* **Given exercise**
Reproduce all the material exactly, minus any pictures it holds.

* **Raw records**
==============================

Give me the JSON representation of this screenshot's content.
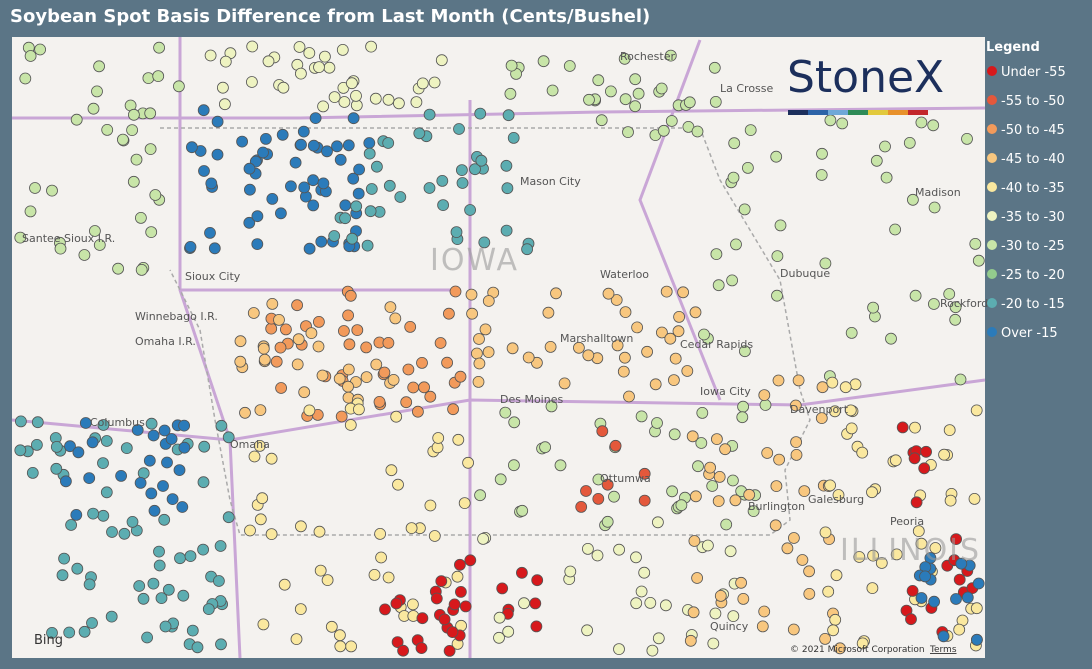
{
  "title": "Soybean Spot Basis Difference from Last Month (Cents/Bushel)",
  "legend": {
    "title": "Legend",
    "items": [
      {
        "label": "Under -55",
        "color": "#d7191c"
      },
      {
        "label": "-55 to -50",
        "color": "#e4583b"
      },
      {
        "label": "-50 to -45",
        "color": "#f29a5b"
      },
      {
        "label": "-45 to -40",
        "color": "#f8c77f"
      },
      {
        "label": "-40 to -35",
        "color": "#fae89f"
      },
      {
        "label": "-35 to -30",
        "color": "#eef3c1"
      },
      {
        "label": "-30 to -25",
        "color": "#c8e5a8"
      },
      {
        "label": "-25 to -20",
        "color": "#93cb8d"
      },
      {
        "label": "-20 to -15",
        "color": "#5cadb1"
      },
      {
        "label": "Over -15",
        "color": "#2b7bba"
      }
    ]
  },
  "map": {
    "logo": "StoneX",
    "states": [
      "IOWA",
      "ILLINOIS"
    ],
    "places": [
      "Rochester",
      "La Crosse",
      "Madison",
      "Mason City",
      "Sioux City",
      "Dubuque",
      "Waterloo",
      "Cedar Rapids",
      "Marshalltown",
      "Rockford",
      "Winnebago I.R.",
      "Omaha I.R.",
      "Santee Sioux I.R.",
      "Des Moines",
      "Iowa City",
      "Davenport",
      "Columbus",
      "Omaha",
      "Ottumwa",
      "Galesburg",
      "Burlington",
      "Peoria",
      "Quincy"
    ],
    "attribution": "Bing",
    "copyright": "© 2021 Microsoft Corporation",
    "terms": "Terms"
  }
}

==============================

* **Reply**
Give me the JSON representation of this screenshot's content.
{
  "title": "Soybean Spot Basis Difference from Last Month (Cents/Bushel)",
  "legend": {
    "title": "Legend",
    "items": [
      {
        "label": "Under -55",
        "color": "#d7191c"
      },
      {
        "label": "-55 to -50",
        "color": "#e4583b"
      },
      {
        "label": "-50 to -45",
        "color": "#f29a5b"
      },
      {
        "label": "-45 to -40",
        "color": "#f8c77f"
      },
      {
        "label": "-40 to -35",
        "color": "#fae89f"
      },
      {
        "label": "-35 to -30",
        "color": "#eef3c1"
      },
      {
        "label": "-30 to -25",
        "color": "#c8e5a8"
      },
      {
        "label": "-25 to -20",
        "color": "#93cb8d"
      },
      {
        "label": "-20 to -15",
        "color": "#5cadb1"
      },
      {
        "label": "Over -15",
        "color": "#2b7bba"
      }
    ]
  },
  "map": {
    "logo": "StoneX",
    "states": [
      "IOWA",
      "ILLINOIS"
    ],
    "places": [
      "Rochester",
      "La Crosse",
      "Madison",
      "Mason City",
      "Sioux City",
      "Dubuque",
      "Waterloo",
      "Cedar Rapids",
      "Marshalltown",
      "Rockford",
      "Winnebago I.R.",
      "Omaha I.R.",
      "Santee Sioux I.R.",
      "Des Moines",
      "Iowa City",
      "Davenport",
      "Columbus",
      "Omaha",
      "Ottumwa",
      "Galesburg",
      "Burlington",
      "Peoria",
      "Quincy"
    ],
    "attribution": "Bing",
    "copyright": "© 2021 Microsoft Corporation",
    "terms": "Terms"
  }
}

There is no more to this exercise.